Would you output the whole listing below, exactly as it reads?

Recorded data:
========================

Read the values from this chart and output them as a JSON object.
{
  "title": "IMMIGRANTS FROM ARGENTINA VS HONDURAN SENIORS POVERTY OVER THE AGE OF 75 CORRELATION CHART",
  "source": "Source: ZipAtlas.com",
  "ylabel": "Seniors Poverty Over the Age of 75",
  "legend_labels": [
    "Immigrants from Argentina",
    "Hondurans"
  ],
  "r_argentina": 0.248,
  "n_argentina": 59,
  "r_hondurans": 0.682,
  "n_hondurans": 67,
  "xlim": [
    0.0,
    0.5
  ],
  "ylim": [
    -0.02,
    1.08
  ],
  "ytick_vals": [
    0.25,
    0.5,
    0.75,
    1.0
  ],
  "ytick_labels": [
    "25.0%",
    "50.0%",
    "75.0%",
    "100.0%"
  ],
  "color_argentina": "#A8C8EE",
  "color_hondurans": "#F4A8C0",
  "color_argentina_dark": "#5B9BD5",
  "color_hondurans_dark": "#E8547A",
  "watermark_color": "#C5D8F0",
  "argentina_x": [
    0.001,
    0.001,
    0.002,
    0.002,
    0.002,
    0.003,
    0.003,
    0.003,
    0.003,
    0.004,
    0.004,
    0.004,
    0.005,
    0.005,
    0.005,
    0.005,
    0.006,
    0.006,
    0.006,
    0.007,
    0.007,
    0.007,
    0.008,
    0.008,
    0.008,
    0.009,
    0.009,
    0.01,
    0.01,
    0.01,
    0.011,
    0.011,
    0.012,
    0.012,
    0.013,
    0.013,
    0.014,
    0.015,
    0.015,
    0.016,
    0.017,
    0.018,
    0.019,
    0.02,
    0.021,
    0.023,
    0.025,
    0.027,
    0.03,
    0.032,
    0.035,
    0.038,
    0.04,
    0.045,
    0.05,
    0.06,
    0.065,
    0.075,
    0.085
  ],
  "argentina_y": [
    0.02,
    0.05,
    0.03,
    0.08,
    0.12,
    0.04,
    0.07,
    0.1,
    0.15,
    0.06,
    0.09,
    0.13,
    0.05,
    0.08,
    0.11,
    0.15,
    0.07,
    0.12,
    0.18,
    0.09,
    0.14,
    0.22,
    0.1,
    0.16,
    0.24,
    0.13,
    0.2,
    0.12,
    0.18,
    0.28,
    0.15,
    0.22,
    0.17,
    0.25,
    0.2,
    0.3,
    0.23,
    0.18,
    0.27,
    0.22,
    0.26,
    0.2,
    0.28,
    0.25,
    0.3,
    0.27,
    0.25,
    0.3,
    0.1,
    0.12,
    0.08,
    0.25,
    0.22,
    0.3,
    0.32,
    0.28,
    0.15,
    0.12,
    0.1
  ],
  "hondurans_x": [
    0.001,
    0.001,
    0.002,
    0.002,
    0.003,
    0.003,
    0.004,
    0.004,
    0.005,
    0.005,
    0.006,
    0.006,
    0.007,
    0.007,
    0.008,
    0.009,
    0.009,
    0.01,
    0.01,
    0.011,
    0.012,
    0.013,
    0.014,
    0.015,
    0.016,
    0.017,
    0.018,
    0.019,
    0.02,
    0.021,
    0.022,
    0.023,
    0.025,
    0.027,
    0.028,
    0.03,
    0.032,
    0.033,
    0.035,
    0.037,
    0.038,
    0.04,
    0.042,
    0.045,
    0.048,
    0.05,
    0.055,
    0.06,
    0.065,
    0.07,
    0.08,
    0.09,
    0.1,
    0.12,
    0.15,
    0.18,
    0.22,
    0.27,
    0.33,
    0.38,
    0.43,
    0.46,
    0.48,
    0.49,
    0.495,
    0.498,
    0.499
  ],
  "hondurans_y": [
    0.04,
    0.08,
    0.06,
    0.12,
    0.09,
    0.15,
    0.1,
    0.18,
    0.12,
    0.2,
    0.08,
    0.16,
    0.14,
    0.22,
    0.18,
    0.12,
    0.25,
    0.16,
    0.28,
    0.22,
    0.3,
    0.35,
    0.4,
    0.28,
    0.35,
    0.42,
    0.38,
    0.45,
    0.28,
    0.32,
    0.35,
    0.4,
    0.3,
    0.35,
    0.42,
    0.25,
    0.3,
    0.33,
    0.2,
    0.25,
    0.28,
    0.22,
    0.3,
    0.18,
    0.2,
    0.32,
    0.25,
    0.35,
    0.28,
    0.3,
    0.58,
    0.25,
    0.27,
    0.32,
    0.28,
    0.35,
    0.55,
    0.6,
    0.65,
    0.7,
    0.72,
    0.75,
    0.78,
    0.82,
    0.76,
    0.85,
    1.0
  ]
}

========================

Result of the exercise:
Read the values from this chart and output them as a JSON object.
{
  "title": "IMMIGRANTS FROM ARGENTINA VS HONDURAN SENIORS POVERTY OVER THE AGE OF 75 CORRELATION CHART",
  "source": "Source: ZipAtlas.com",
  "ylabel": "Seniors Poverty Over the Age of 75",
  "legend_labels": [
    "Immigrants from Argentina",
    "Hondurans"
  ],
  "r_argentina": 0.248,
  "n_argentina": 59,
  "r_hondurans": 0.682,
  "n_hondurans": 67,
  "xlim": [
    0.0,
    0.5
  ],
  "ylim": [
    -0.02,
    1.08
  ],
  "ytick_vals": [
    0.25,
    0.5,
    0.75,
    1.0
  ],
  "ytick_labels": [
    "25.0%",
    "50.0%",
    "75.0%",
    "100.0%"
  ],
  "color_argentina": "#A8C8EE",
  "color_hondurans": "#F4A8C0",
  "color_argentina_dark": "#5B9BD5",
  "color_hondurans_dark": "#E8547A",
  "watermark_color": "#C5D8F0",
  "argentina_x": [
    0.001,
    0.001,
    0.002,
    0.002,
    0.002,
    0.003,
    0.003,
    0.003,
    0.003,
    0.004,
    0.004,
    0.004,
    0.005,
    0.005,
    0.005,
    0.005,
    0.006,
    0.006,
    0.006,
    0.007,
    0.007,
    0.007,
    0.008,
    0.008,
    0.008,
    0.009,
    0.009,
    0.01,
    0.01,
    0.01,
    0.011,
    0.011,
    0.012,
    0.012,
    0.013,
    0.013,
    0.014,
    0.015,
    0.015,
    0.016,
    0.017,
    0.018,
    0.019,
    0.02,
    0.021,
    0.023,
    0.025,
    0.027,
    0.03,
    0.032,
    0.035,
    0.038,
    0.04,
    0.045,
    0.05,
    0.06,
    0.065,
    0.075,
    0.085
  ],
  "argentina_y": [
    0.02,
    0.05,
    0.03,
    0.08,
    0.12,
    0.04,
    0.07,
    0.1,
    0.15,
    0.06,
    0.09,
    0.13,
    0.05,
    0.08,
    0.11,
    0.15,
    0.07,
    0.12,
    0.18,
    0.09,
    0.14,
    0.22,
    0.1,
    0.16,
    0.24,
    0.13,
    0.2,
    0.12,
    0.18,
    0.28,
    0.15,
    0.22,
    0.17,
    0.25,
    0.2,
    0.3,
    0.23,
    0.18,
    0.27,
    0.22,
    0.26,
    0.2,
    0.28,
    0.25,
    0.3,
    0.27,
    0.25,
    0.3,
    0.1,
    0.12,
    0.08,
    0.25,
    0.22,
    0.3,
    0.32,
    0.28,
    0.15,
    0.12,
    0.1
  ],
  "hondurans_x": [
    0.001,
    0.001,
    0.002,
    0.002,
    0.003,
    0.003,
    0.004,
    0.004,
    0.005,
    0.005,
    0.006,
    0.006,
    0.007,
    0.007,
    0.008,
    0.009,
    0.009,
    0.01,
    0.01,
    0.011,
    0.012,
    0.013,
    0.014,
    0.015,
    0.016,
    0.017,
    0.018,
    0.019,
    0.02,
    0.021,
    0.022,
    0.023,
    0.025,
    0.027,
    0.028,
    0.03,
    0.032,
    0.033,
    0.035,
    0.037,
    0.038,
    0.04,
    0.042,
    0.045,
    0.048,
    0.05,
    0.055,
    0.06,
    0.065,
    0.07,
    0.08,
    0.09,
    0.1,
    0.12,
    0.15,
    0.18,
    0.22,
    0.27,
    0.33,
    0.38,
    0.43,
    0.46,
    0.48,
    0.49,
    0.495,
    0.498,
    0.499
  ],
  "hondurans_y": [
    0.04,
    0.08,
    0.06,
    0.12,
    0.09,
    0.15,
    0.1,
    0.18,
    0.12,
    0.2,
    0.08,
    0.16,
    0.14,
    0.22,
    0.18,
    0.12,
    0.25,
    0.16,
    0.28,
    0.22,
    0.3,
    0.35,
    0.4,
    0.28,
    0.35,
    0.42,
    0.38,
    0.45,
    0.28,
    0.32,
    0.35,
    0.4,
    0.3,
    0.35,
    0.42,
    0.25,
    0.3,
    0.33,
    0.2,
    0.25,
    0.28,
    0.22,
    0.3,
    0.18,
    0.2,
    0.32,
    0.25,
    0.35,
    0.28,
    0.3,
    0.58,
    0.25,
    0.27,
    0.32,
    0.28,
    0.35,
    0.55,
    0.6,
    0.65,
    0.7,
    0.72,
    0.75,
    0.78,
    0.82,
    0.76,
    0.85,
    1.0
  ]
}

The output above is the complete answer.